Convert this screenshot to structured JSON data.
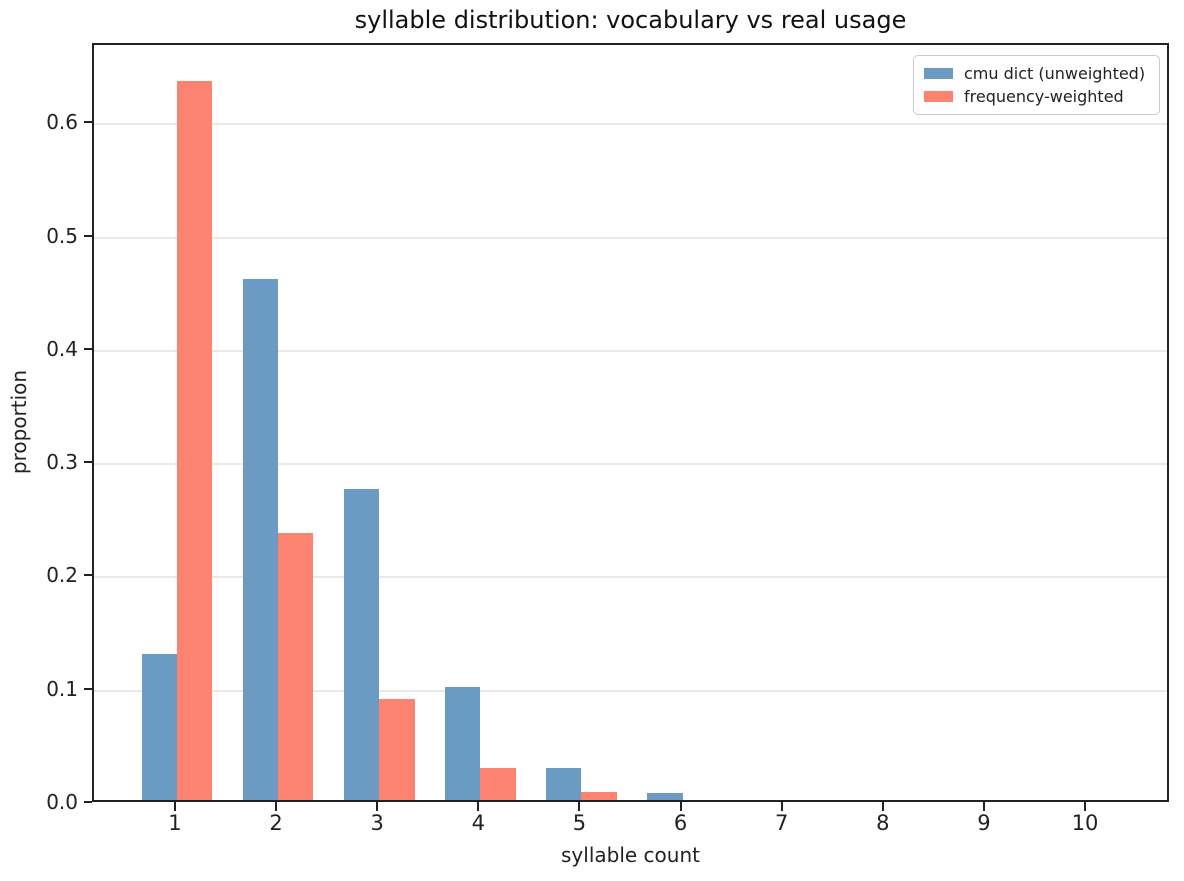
{
  "chart_data": {
    "type": "bar",
    "title": "syllable distribution: vocabulary vs real usage",
    "xlabel": "syllable count",
    "ylabel": "proportion",
    "categories": [
      1,
      2,
      3,
      4,
      5,
      6,
      7,
      8,
      9,
      10
    ],
    "series": [
      {
        "name": "cmu dict (unweighted)",
        "color": "#6b9ac3",
        "values": [
          0.129,
          0.46,
          0.275,
          0.1,
          0.028,
          0.006,
          0,
          0,
          0,
          0
        ]
      },
      {
        "name": "frequency-weighted",
        "color": "#fc8370",
        "values": [
          0.635,
          0.236,
          0.089,
          0.028,
          0.007,
          0,
          0,
          0,
          0,
          0
        ]
      }
    ],
    "x_tick_labels": [
      "1",
      "2",
      "3",
      "4",
      "5",
      "6",
      "7",
      "8",
      "9",
      "10"
    ],
    "y_ticks": [
      0.0,
      0.1,
      0.2,
      0.3,
      0.4,
      0.5,
      0.6
    ],
    "y_tick_labels": [
      "0.0",
      "0.1",
      "0.2",
      "0.3",
      "0.4",
      "0.5",
      "0.6"
    ],
    "ylim": [
      0,
      0.67
    ],
    "xlim": [
      0.18,
      10.83
    ],
    "bar_width": 0.35,
    "grid": "horizontal-only",
    "grid_color": "#e9e9e9",
    "legend_position": "upper-right"
  }
}
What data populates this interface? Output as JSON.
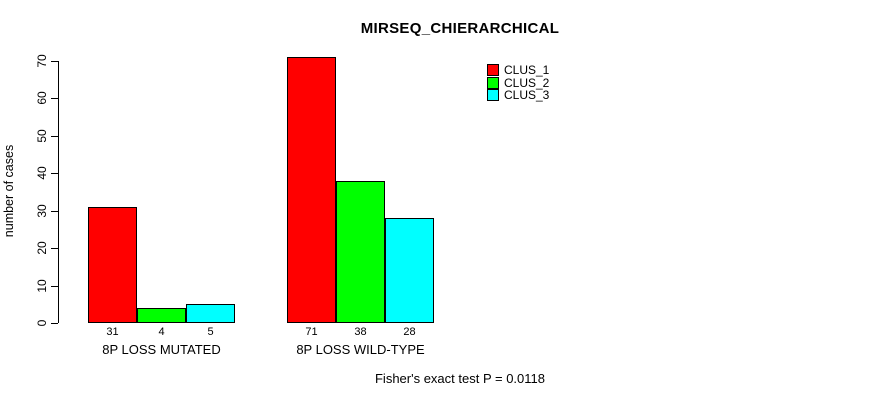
{
  "chart_data": {
    "type": "bar",
    "title": "MIRSEQ_CHIERARCHICAL",
    "xlabel": "",
    "ylabel": "number of cases",
    "categories": [
      "8P LOSS MUTATED",
      "8P LOSS WILD-TYPE"
    ],
    "series": [
      {
        "name": "CLUS_1",
        "color": "#ff0000",
        "values": [
          31,
          71
        ]
      },
      {
        "name": "CLUS_2",
        "color": "#00ff00",
        "values": [
          4,
          38
        ]
      },
      {
        "name": "CLUS_3",
        "color": "#00ffff",
        "values": [
          5,
          28
        ]
      }
    ],
    "bar_value_labels": [
      [
        "31",
        "4",
        "5"
      ],
      [
        "71",
        "38",
        "28"
      ]
    ],
    "ylim": [
      0,
      70
    ],
    "yticks": [
      0,
      10,
      20,
      30,
      40,
      50,
      60,
      70
    ],
    "grid": false,
    "legend_position": "top-right",
    "legend_entries": [
      "CLUS_1",
      "CLUS_2",
      "CLUS_3"
    ],
    "annotation": "Fisher's exact test P = 0.0118",
    "colors": {
      "bar_border": "#000000",
      "axis": "#000000",
      "text": "#000000",
      "background": "#ffffff"
    }
  }
}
===============
* Requirement: Copy the material above in full and exactly, skipping pictures.

* Solution for this problem:
Convert this screenshot to structured JSON data.
{
  "chart_data": {
    "type": "bar",
    "title": "syllable distribution: vocabulary vs real usage",
    "xlabel": "syllable count",
    "ylabel": "proportion",
    "categories": [
      1,
      2,
      3,
      4,
      5,
      6,
      7,
      8,
      9,
      10
    ],
    "series": [
      {
        "name": "cmu dict (unweighted)",
        "color": "#6b9ac3",
        "values": [
          0.129,
          0.46,
          0.275,
          0.1,
          0.028,
          0.006,
          0,
          0,
          0,
          0
        ]
      },
      {
        "name": "frequency-weighted",
        "color": "#fc8370",
        "values": [
          0.635,
          0.236,
          0.089,
          0.028,
          0.007,
          0,
          0,
          0,
          0,
          0
        ]
      }
    ],
    "x_tick_labels": [
      "1",
      "2",
      "3",
      "4",
      "5",
      "6",
      "7",
      "8",
      "9",
      "10"
    ],
    "y_ticks": [
      0.0,
      0.1,
      0.2,
      0.3,
      0.4,
      0.5,
      0.6
    ],
    "y_tick_labels": [
      "0.0",
      "0.1",
      "0.2",
      "0.3",
      "0.4",
      "0.5",
      "0.6"
    ],
    "ylim": [
      0,
      0.67
    ],
    "xlim": [
      0.18,
      10.83
    ],
    "bar_width": 0.35,
    "grid": "horizontal-only",
    "grid_color": "#e9e9e9",
    "legend_position": "upper-right"
  }
}
What data populates this interface? Output as JSON.
{
  "chart_data": {
    "type": "bar",
    "title": "MIRSEQ_CHIERARCHICAL",
    "xlabel": "",
    "ylabel": "number of cases",
    "categories": [
      "8P LOSS MUTATED",
      "8P LOSS WILD-TYPE"
    ],
    "series": [
      {
        "name": "CLUS_1",
        "color": "#ff0000",
        "values": [
          31,
          71
        ]
      },
      {
        "name": "CLUS_2",
        "color": "#00ff00",
        "values": [
          4,
          38
        ]
      },
      {
        "name": "CLUS_3",
        "color": "#00ffff",
        "values": [
          5,
          28
        ]
      }
    ],
    "bar_value_labels": [
      [
        "31",
        "4",
        "5"
      ],
      [
        "71",
        "38",
        "28"
      ]
    ],
    "ylim": [
      0,
      70
    ],
    "yticks": [
      0,
      10,
      20,
      30,
      40,
      50,
      60,
      70
    ],
    "grid": false,
    "legend_position": "top-right",
    "legend_entries": [
      "CLUS_1",
      "CLUS_2",
      "CLUS_3"
    ],
    "annotation": "Fisher's exact test P = 0.0118",
    "colors": {
      "bar_border": "#000000",
      "axis": "#000000",
      "text": "#000000",
      "background": "#ffffff"
    }
  }
}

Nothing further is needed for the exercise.